What to do:
Write out the data below in full. Keep it exact.

Record list:
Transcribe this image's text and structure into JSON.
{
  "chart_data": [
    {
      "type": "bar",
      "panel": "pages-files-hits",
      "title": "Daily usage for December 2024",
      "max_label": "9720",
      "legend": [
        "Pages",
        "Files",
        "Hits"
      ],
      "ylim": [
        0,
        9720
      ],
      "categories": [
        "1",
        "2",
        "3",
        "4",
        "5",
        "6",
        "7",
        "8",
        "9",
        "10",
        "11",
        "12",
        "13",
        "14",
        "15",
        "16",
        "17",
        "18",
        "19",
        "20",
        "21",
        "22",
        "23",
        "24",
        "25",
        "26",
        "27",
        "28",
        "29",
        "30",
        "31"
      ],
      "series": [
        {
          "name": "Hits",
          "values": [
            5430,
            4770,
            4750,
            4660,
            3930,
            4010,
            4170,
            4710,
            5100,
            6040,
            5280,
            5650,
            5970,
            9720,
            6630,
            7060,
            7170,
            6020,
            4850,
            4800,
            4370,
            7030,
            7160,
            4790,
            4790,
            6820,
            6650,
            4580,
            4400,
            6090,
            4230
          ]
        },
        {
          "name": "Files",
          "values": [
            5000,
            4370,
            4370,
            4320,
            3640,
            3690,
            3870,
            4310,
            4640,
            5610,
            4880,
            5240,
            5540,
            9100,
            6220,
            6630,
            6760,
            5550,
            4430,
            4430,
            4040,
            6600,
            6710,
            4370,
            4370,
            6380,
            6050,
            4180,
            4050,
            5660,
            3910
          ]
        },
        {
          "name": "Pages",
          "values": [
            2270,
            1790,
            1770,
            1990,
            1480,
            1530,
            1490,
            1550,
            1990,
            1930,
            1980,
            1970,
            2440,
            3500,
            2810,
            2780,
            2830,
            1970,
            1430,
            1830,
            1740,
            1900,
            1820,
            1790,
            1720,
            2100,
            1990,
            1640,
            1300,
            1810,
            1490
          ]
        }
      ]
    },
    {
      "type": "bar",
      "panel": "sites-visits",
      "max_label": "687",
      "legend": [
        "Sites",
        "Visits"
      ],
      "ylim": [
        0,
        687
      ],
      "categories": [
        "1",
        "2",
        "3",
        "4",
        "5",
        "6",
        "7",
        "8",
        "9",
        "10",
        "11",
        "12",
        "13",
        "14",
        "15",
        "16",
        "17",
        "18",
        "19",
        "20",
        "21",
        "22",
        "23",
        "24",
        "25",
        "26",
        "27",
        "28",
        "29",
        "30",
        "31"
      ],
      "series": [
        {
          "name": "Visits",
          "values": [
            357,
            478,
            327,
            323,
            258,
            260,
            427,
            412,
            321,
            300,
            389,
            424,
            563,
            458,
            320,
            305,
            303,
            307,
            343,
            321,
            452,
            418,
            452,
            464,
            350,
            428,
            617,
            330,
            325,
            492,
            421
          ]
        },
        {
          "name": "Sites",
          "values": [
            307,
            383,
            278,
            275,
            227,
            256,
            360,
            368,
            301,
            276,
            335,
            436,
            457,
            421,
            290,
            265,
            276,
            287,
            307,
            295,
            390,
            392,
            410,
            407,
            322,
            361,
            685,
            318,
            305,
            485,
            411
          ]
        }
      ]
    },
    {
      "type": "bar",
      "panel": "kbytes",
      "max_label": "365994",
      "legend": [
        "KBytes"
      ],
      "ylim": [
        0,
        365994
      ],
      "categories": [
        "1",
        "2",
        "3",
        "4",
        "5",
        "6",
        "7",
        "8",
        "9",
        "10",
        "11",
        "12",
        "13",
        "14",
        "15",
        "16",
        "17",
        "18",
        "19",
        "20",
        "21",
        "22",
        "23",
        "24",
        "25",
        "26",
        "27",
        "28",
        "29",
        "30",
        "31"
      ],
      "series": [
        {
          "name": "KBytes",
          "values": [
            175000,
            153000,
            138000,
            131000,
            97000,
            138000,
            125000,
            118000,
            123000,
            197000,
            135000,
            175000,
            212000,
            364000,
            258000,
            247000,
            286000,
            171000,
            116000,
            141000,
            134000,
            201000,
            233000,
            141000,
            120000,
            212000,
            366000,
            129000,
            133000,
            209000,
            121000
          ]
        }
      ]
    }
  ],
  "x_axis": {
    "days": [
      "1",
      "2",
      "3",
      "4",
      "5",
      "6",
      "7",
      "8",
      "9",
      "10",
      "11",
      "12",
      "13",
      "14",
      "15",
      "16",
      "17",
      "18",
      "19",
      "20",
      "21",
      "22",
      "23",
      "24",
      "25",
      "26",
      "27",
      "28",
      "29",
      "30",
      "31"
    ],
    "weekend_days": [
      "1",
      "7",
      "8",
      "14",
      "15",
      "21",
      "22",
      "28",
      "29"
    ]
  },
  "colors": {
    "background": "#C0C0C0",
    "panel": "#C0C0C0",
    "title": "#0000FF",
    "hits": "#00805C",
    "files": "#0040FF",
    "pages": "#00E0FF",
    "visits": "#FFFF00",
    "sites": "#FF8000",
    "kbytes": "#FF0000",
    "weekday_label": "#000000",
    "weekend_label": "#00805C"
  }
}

Written answer:
Transcribe this image's text and structure into JSON.
{
  "chart_data": [
    {
      "type": "bar",
      "panel": "pages-files-hits",
      "title": "Daily usage for December 2024",
      "max_label": "9720",
      "legend": [
        "Pages",
        "Files",
        "Hits"
      ],
      "ylim": [
        0,
        9720
      ],
      "categories": [
        "1",
        "2",
        "3",
        "4",
        "5",
        "6",
        "7",
        "8",
        "9",
        "10",
        "11",
        "12",
        "13",
        "14",
        "15",
        "16",
        "17",
        "18",
        "19",
        "20",
        "21",
        "22",
        "23",
        "24",
        "25",
        "26",
        "27",
        "28",
        "29",
        "30",
        "31"
      ],
      "series": [
        {
          "name": "Hits",
          "values": [
            5430,
            4770,
            4750,
            4660,
            3930,
            4010,
            4170,
            4710,
            5100,
            6040,
            5280,
            5650,
            5970,
            9720,
            6630,
            7060,
            7170,
            6020,
            4850,
            4800,
            4370,
            7030,
            7160,
            4790,
            4790,
            6820,
            6650,
            4580,
            4400,
            6090,
            4230
          ]
        },
        {
          "name": "Files",
          "values": [
            5000,
            4370,
            4370,
            4320,
            3640,
            3690,
            3870,
            4310,
            4640,
            5610,
            4880,
            5240,
            5540,
            9100,
            6220,
            6630,
            6760,
            5550,
            4430,
            4430,
            4040,
            6600,
            6710,
            4370,
            4370,
            6380,
            6050,
            4180,
            4050,
            5660,
            3910
          ]
        },
        {
          "name": "Pages",
          "values": [
            2270,
            1790,
            1770,
            1990,
            1480,
            1530,
            1490,
            1550,
            1990,
            1930,
            1980,
            1970,
            2440,
            3500,
            2810,
            2780,
            2830,
            1970,
            1430,
            1830,
            1740,
            1900,
            1820,
            1790,
            1720,
            2100,
            1990,
            1640,
            1300,
            1810,
            1490
          ]
        }
      ]
    },
    {
      "type": "bar",
      "panel": "sites-visits",
      "max_label": "687",
      "legend": [
        "Sites",
        "Visits"
      ],
      "ylim": [
        0,
        687
      ],
      "categories": [
        "1",
        "2",
        "3",
        "4",
        "5",
        "6",
        "7",
        "8",
        "9",
        "10",
        "11",
        "12",
        "13",
        "14",
        "15",
        "16",
        "17",
        "18",
        "19",
        "20",
        "21",
        "22",
        "23",
        "24",
        "25",
        "26",
        "27",
        "28",
        "29",
        "30",
        "31"
      ],
      "series": [
        {
          "name": "Visits",
          "values": [
            357,
            478,
            327,
            323,
            258,
            260,
            427,
            412,
            321,
            300,
            389,
            424,
            563,
            458,
            320,
            305,
            303,
            307,
            343,
            321,
            452,
            418,
            452,
            464,
            350,
            428,
            617,
            330,
            325,
            492,
            421
          ]
        },
        {
          "name": "Sites",
          "values": [
            307,
            383,
            278,
            275,
            227,
            256,
            360,
            368,
            301,
            276,
            335,
            436,
            457,
            421,
            290,
            265,
            276,
            287,
            307,
            295,
            390,
            392,
            410,
            407,
            322,
            361,
            685,
            318,
            305,
            485,
            411
          ]
        }
      ]
    },
    {
      "type": "bar",
      "panel": "kbytes",
      "max_label": "365994",
      "legend": [
        "KBytes"
      ],
      "ylim": [
        0,
        365994
      ],
      "categories": [
        "1",
        "2",
        "3",
        "4",
        "5",
        "6",
        "7",
        "8",
        "9",
        "10",
        "11",
        "12",
        "13",
        "14",
        "15",
        "16",
        "17",
        "18",
        "19",
        "20",
        "21",
        "22",
        "23",
        "24",
        "25",
        "26",
        "27",
        "28",
        "29",
        "30",
        "31"
      ],
      "series": [
        {
          "name": "KBytes",
          "values": [
            175000,
            153000,
            138000,
            131000,
            97000,
            138000,
            125000,
            118000,
            123000,
            197000,
            135000,
            175000,
            212000,
            364000,
            258000,
            247000,
            286000,
            171000,
            116000,
            141000,
            134000,
            201000,
            233000,
            141000,
            120000,
            212000,
            366000,
            129000,
            133000,
            209000,
            121000
          ]
        }
      ]
    }
  ],
  "x_axis": {
    "days": [
      "1",
      "2",
      "3",
      "4",
      "5",
      "6",
      "7",
      "8",
      "9",
      "10",
      "11",
      "12",
      "13",
      "14",
      "15",
      "16",
      "17",
      "18",
      "19",
      "20",
      "21",
      "22",
      "23",
      "24",
      "25",
      "26",
      "27",
      "28",
      "29",
      "30",
      "31"
    ],
    "weekend_days": [
      "1",
      "7",
      "8",
      "14",
      "15",
      "21",
      "22",
      "28",
      "29"
    ]
  },
  "colors": {
    "background": "#C0C0C0",
    "panel": "#C0C0C0",
    "title": "#0000FF",
    "hits": "#00805C",
    "files": "#0040FF",
    "pages": "#00E0FF",
    "visits": "#FFFF00",
    "sites": "#FF8000",
    "kbytes": "#FF0000",
    "weekday_label": "#000000",
    "weekend_label": "#00805C"
  }
}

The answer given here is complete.